I have developed a code to check the health of multiple IS from a single IS via remote invoke.
All the servers to be monitored are defined as ‘Remote Servers’ on the monitoring IS.
Monitoring is defined for below on the monitoring IS,
Monitors all Integration Servers status
Monitors all JDBC, SAP & MQ adapter connection status
Monitors all JDBC, SAP & MQ listener status
Monitors the queue length of all clients
Monitors the connectivity to Broker from IS
Monitors all broker servers
Monitors all file polling ports
Monitors both Memory & Thread usage on all Integration Servers
Schedule tasks on all Integration Servers
Monitors Broker/Local Triggers on all Integration Servers
Monitors the trigger throttle settings on all Integration Servers
All these monitoring activities run fine individually.
The problem arises when these are scheduled to run at specific intervals.
The schedule tasks run fine for couple of hours and then end up in error as below.
java.lang.OutOfMemoryError:unable to create new native thread
Memory initially assigned to the monitoring IS was 256.
┄┄┄┄┄┄
* [EXERCISE DIRECTIONS] Continue the post about monitoring several Integration Servers from one server, picking up right after its last sentence.
┄┄┄┄┄┄
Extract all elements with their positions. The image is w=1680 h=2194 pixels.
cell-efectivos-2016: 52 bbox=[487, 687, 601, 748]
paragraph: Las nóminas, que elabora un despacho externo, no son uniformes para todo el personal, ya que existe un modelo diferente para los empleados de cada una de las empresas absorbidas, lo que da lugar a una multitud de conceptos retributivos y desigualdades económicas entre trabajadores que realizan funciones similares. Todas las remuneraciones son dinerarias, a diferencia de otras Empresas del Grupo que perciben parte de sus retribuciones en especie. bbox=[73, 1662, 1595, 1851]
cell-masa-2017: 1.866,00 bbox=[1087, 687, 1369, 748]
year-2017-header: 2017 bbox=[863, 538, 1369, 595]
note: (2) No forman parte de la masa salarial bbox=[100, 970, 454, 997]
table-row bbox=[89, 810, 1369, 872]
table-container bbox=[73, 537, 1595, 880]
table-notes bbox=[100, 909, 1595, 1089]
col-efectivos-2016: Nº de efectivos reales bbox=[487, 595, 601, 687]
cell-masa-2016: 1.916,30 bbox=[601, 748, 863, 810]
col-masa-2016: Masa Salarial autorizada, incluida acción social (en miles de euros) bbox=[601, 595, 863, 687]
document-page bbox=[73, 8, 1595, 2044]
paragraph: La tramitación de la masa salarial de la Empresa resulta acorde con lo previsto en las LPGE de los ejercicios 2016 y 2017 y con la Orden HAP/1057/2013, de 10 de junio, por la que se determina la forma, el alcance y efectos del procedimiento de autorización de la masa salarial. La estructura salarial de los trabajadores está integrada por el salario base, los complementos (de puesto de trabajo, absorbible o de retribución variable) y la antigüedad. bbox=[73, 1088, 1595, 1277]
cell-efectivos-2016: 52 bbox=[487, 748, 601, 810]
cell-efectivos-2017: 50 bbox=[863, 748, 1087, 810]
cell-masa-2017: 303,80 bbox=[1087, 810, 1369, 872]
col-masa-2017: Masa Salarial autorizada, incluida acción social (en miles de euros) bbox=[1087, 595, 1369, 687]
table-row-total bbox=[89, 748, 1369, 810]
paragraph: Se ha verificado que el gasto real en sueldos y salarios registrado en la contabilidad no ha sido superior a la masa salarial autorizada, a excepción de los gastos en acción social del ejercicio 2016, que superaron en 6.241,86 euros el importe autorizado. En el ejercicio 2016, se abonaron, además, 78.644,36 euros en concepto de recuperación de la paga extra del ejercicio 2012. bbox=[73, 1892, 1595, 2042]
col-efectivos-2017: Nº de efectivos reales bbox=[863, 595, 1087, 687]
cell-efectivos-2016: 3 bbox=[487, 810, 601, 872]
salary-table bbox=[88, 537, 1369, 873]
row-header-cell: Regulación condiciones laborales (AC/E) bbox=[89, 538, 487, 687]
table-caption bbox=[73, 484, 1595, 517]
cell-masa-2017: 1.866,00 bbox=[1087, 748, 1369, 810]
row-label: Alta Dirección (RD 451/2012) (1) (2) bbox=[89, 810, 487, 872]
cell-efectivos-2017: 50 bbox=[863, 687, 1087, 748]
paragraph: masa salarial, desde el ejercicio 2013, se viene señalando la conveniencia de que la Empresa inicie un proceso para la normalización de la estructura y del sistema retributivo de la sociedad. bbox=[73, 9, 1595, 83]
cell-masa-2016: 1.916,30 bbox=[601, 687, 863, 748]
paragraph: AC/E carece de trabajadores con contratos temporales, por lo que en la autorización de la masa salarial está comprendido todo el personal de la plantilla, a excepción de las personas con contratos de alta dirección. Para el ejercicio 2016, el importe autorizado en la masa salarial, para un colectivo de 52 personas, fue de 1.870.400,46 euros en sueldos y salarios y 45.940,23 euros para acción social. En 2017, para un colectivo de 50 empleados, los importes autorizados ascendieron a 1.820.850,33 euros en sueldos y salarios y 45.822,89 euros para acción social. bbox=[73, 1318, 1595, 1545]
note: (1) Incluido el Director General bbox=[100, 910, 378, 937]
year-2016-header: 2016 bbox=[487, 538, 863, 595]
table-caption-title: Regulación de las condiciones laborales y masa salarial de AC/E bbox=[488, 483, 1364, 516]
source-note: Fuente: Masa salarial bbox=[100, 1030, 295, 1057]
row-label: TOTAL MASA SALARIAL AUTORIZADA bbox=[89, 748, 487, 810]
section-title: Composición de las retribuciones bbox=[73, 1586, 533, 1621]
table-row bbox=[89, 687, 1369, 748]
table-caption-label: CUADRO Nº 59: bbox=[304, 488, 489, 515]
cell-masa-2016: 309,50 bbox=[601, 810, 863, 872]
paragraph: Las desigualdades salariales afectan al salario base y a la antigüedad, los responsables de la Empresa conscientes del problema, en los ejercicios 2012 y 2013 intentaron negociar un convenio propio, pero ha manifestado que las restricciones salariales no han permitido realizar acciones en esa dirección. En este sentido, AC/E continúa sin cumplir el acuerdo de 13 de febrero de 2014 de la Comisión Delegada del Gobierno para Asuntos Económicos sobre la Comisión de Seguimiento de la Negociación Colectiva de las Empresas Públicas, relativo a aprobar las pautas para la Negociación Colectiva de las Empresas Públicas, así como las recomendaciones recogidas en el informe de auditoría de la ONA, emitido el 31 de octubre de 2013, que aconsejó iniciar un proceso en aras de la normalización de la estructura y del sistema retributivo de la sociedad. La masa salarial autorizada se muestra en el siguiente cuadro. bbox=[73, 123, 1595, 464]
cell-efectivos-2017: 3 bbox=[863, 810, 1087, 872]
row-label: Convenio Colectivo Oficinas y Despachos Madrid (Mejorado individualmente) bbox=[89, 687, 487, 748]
┄┄┄┄┄┄
* [RESULT FOR THIS TASK]
As I encountered this error, I changed the memory to 1024 by changing the server.bat as below. But still the error was the same. After some time IS does not respond and shuts down.
set JAVA_MIN_MEM=1024M
set JAVA_MAX_MEM=1024M
set JAVA_MAX_PERM_SIZE=128M
Thread usage was well within the limit during this process.
If anyone has encountered this type of error, could you please share your thoughts.
I did not increase the memory but increased the number of threads (min 100 and max 500)
And when debugged, I noticed both memory and threads are not the reason for the error.
Below are the debug logs.
2015-07-22 14:07:00 CEST [ISP.0090.0004C] Monitor – Available Memory 90 % (932440 KB) ; Available Threads 99 % (496 Threads)
2015-07-22 14:07:00 CEST [ISP.0061.0003I] Established new remote connection to (Remote Server Name) for user Administrator
2015-07-22 14:07:00 CEST [ISP.0090.0004C] Monitor – Ping OK
2015-07-22 14:07:00 CEST [ISP.0090.0004C] Monitor – Available Memory 90 % (932372 KB) ; Available Threads 99 % (496 Threads)
2015-07-22 14:07:00 CEST [ISP.0061.0003I] Established new remote connection to (Remote Server Name) for user Administrator
2015-07-22 14:07:00 CEST [ISP.0090.0004C] Monitor – Ping OK
2015-07-22 14:07:00 CEST [ISP.0090.0004C] Monitor – Available Memory 90 % (932126 KB) ; Available Threads 99 % (496 Threads)
2015-07-22 14:07:00 CEST [ISP.0061.0003I] Established new remote connection to (Remote Server Name) for user Administrator
2015-07-22 14:07:00 CEST [ISP.0090.0004C] Monitor – Ping OK
2015-07-22 14:07:00 CEST [ISP.0090.0004C] Monitor – Available Memory 90 % (931840 KB) ; Available Threads 99 % (496 Threads)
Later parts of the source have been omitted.